_Goal_.
Find every line below that contains the word "when" and copy it out.

++++++++

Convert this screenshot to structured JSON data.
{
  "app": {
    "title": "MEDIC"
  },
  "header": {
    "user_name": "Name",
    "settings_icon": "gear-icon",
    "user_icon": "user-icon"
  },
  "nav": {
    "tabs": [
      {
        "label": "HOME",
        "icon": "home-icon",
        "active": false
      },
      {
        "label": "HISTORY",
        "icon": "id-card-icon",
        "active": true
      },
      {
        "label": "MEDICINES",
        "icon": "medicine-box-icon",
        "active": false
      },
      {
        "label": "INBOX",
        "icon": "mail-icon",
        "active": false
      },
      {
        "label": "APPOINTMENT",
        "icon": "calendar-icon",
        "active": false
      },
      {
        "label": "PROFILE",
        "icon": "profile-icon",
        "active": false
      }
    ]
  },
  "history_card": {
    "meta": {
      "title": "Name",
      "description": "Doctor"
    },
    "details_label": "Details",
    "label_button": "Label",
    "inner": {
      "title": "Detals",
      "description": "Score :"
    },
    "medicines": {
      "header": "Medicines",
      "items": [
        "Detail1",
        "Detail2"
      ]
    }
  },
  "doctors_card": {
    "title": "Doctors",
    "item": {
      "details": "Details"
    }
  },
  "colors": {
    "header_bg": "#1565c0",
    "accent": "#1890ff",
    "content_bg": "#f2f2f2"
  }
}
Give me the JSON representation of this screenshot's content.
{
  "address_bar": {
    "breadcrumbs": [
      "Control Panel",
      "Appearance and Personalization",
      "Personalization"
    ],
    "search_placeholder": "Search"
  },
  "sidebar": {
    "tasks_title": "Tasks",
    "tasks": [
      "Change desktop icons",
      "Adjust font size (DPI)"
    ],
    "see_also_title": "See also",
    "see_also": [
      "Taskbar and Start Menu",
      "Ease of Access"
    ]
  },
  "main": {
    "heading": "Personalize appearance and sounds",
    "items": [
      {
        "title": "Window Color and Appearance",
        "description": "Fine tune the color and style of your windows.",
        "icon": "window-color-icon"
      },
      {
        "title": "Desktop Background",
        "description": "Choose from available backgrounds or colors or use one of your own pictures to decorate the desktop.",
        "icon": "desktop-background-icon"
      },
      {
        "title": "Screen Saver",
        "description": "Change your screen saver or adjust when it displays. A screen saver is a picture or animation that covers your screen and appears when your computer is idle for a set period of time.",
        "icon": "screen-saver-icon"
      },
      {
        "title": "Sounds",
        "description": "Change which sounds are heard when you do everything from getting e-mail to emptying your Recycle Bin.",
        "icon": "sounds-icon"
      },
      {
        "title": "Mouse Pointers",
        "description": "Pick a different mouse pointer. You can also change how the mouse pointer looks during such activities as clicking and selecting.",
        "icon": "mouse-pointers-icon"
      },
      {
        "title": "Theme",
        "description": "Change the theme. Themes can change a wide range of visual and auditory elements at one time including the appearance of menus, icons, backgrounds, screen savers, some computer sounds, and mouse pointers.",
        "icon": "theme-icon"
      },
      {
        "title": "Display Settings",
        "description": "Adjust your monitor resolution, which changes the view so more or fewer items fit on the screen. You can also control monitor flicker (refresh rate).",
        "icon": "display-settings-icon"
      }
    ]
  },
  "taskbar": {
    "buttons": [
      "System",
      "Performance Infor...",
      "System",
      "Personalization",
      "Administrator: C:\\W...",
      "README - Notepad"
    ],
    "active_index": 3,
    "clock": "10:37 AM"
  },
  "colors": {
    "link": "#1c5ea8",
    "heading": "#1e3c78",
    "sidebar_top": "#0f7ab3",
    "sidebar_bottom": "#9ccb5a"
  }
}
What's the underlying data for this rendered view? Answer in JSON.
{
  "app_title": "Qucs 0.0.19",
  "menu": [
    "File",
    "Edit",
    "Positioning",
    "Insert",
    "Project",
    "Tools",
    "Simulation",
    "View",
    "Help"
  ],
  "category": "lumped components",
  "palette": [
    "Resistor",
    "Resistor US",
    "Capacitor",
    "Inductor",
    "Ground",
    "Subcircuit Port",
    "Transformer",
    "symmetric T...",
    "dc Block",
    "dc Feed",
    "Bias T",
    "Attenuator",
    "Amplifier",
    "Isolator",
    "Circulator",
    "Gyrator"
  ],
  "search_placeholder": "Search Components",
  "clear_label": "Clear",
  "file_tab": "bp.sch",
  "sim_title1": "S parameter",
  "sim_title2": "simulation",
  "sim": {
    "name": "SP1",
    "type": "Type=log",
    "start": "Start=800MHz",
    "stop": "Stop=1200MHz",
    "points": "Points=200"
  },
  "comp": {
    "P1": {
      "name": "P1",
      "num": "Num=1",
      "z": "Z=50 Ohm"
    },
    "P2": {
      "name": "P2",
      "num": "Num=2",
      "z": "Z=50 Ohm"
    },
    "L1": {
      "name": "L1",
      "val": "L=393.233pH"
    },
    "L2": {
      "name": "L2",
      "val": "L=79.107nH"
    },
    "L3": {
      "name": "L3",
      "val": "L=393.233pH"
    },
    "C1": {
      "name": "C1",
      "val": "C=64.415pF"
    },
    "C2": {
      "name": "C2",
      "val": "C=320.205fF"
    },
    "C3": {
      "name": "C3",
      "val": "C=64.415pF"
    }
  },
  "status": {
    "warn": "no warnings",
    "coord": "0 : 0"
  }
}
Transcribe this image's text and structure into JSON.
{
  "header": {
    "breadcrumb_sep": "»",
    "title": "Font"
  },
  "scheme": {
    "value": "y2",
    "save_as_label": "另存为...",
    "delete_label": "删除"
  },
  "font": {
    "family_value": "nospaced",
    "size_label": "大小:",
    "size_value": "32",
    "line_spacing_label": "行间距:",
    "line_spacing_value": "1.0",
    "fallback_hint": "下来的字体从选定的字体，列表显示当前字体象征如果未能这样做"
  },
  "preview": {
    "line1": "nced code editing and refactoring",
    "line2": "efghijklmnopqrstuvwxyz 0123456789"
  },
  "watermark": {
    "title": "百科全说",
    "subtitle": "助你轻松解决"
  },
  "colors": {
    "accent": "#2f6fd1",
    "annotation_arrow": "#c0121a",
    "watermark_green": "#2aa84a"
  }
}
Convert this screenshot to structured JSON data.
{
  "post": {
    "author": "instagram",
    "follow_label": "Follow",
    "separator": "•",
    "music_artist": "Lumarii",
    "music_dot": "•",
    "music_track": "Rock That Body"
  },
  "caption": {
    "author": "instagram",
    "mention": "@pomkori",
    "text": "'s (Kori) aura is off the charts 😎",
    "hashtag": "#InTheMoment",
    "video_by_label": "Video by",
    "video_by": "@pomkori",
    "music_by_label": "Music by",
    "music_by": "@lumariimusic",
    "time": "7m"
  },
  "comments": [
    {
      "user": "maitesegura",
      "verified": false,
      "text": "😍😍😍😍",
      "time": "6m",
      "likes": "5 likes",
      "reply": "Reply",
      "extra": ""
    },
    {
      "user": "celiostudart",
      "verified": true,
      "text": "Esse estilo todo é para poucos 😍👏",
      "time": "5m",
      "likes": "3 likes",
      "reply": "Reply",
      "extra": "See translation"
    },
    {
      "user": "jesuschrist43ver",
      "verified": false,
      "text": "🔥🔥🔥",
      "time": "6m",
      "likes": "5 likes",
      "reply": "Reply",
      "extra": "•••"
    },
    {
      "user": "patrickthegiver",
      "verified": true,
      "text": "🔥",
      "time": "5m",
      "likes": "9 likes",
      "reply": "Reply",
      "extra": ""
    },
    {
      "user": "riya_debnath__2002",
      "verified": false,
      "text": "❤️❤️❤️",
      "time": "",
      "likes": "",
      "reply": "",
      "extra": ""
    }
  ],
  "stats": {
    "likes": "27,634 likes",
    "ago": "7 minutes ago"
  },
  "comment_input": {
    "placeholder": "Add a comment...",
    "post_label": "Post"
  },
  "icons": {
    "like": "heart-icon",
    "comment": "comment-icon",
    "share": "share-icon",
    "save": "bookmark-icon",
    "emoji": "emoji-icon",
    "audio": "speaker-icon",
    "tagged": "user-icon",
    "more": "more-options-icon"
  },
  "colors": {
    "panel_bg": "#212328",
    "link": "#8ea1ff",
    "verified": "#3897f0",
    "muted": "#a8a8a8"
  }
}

++++++++

_Response below_.
        "description": "Change your screen saver or adjust when it displays. A screen saver is a picture or animation that covers your screen and appears when your computer is idle for a set period of time.",
        "description": "Change which sounds are heard when you do everything from getting e-mail to emptying your Recycle Bin.",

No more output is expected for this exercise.